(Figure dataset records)

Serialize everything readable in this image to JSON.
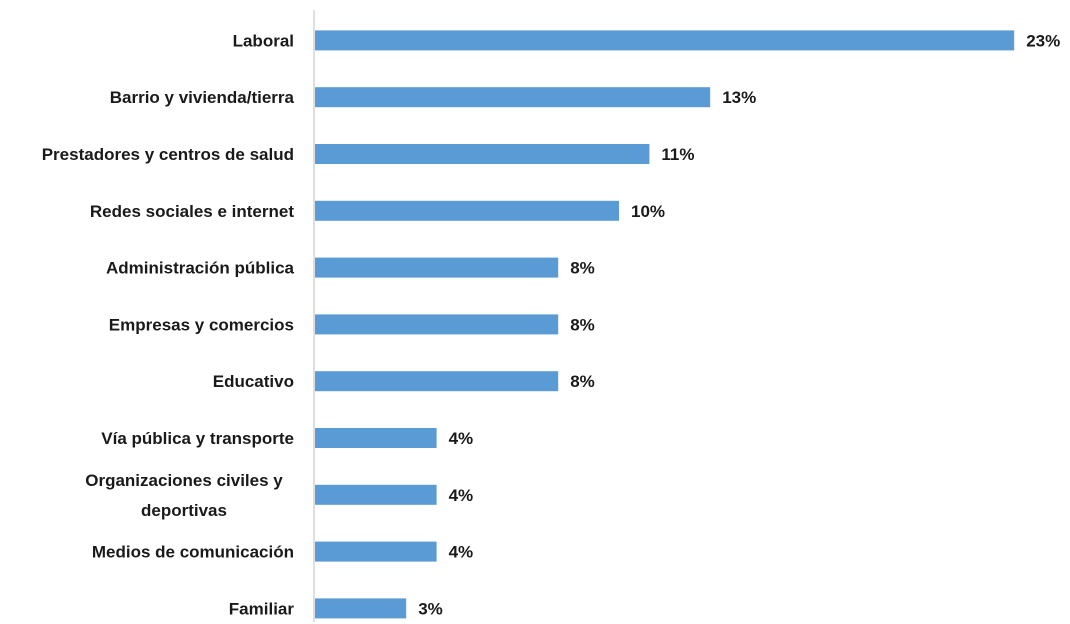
{
  "chart_data": {
    "type": "bar",
    "orientation": "horizontal",
    "categories": [
      "Laboral",
      "Barrio y vivienda/tierra",
      "Prestadores y centros de salud",
      "Redes sociales e internet",
      "Administración pública",
      "Empresas y comercios",
      "Educativo",
      "Vía pública y transporte",
      "Organizaciones civiles y deportivas",
      "Medios de comunicación",
      "Familiar"
    ],
    "category_lines": [
      [
        "Laboral"
      ],
      [
        "Barrio y vivienda/tierra"
      ],
      [
        "Prestadores y centros de salud"
      ],
      [
        "Redes sociales e internet"
      ],
      [
        "Administración pública"
      ],
      [
        "Empresas y comercios"
      ],
      [
        "Educativo"
      ],
      [
        "Vía pública y transporte"
      ],
      [
        "Organizaciones civiles y",
        "deportivas"
      ],
      [
        "Medios de comunicación"
      ],
      [
        "Familiar"
      ]
    ],
    "values": [
      23,
      13,
      11,
      10,
      8,
      8,
      8,
      4,
      4,
      4,
      3
    ],
    "value_labels": [
      "23%",
      "13%",
      "11%",
      "10%",
      "8%",
      "8%",
      "8%",
      "4%",
      "4%",
      "4%",
      "3%"
    ],
    "title": "",
    "xlabel": "",
    "ylabel": "",
    "unit": "%",
    "grid": false,
    "legend": "none",
    "bar_color": "#5B9BD5",
    "axis_color": "#BFBFBF",
    "text_color": "#1a1a1a"
  }
}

> [Written task] Every entry must be written out exactly, with all pictures left out.

> [Answer to this exercise]
Serialize everything readable in this image to JSON.
{
  "chart_data": {
    "type": "bar",
    "orientation": "horizontal",
    "categories": [
      "Laboral",
      "Barrio y vivienda/tierra",
      "Prestadores y centros de salud",
      "Redes sociales e internet",
      "Administración pública",
      "Empresas y comercios",
      "Educativo",
      "Vía pública y transporte",
      "Organizaciones civiles y deportivas",
      "Medios de comunicación",
      "Familiar"
    ],
    "category_lines": [
      [
        "Laboral"
      ],
      [
        "Barrio y vivienda/tierra"
      ],
      [
        "Prestadores y centros de salud"
      ],
      [
        "Redes sociales e internet"
      ],
      [
        "Administración pública"
      ],
      [
        "Empresas y comercios"
      ],
      [
        "Educativo"
      ],
      [
        "Vía pública y transporte"
      ],
      [
        "Organizaciones civiles y",
        "deportivas"
      ],
      [
        "Medios de comunicación"
      ],
      [
        "Familiar"
      ]
    ],
    "values": [
      23,
      13,
      11,
      10,
      8,
      8,
      8,
      4,
      4,
      4,
      3
    ],
    "value_labels": [
      "23%",
      "13%",
      "11%",
      "10%",
      "8%",
      "8%",
      "8%",
      "4%",
      "4%",
      "4%",
      "3%"
    ],
    "title": "",
    "xlabel": "",
    "ylabel": "",
    "unit": "%",
    "grid": false,
    "legend": "none",
    "bar_color": "#5B9BD5",
    "axis_color": "#BFBFBF",
    "text_color": "#1a1a1a"
  }
}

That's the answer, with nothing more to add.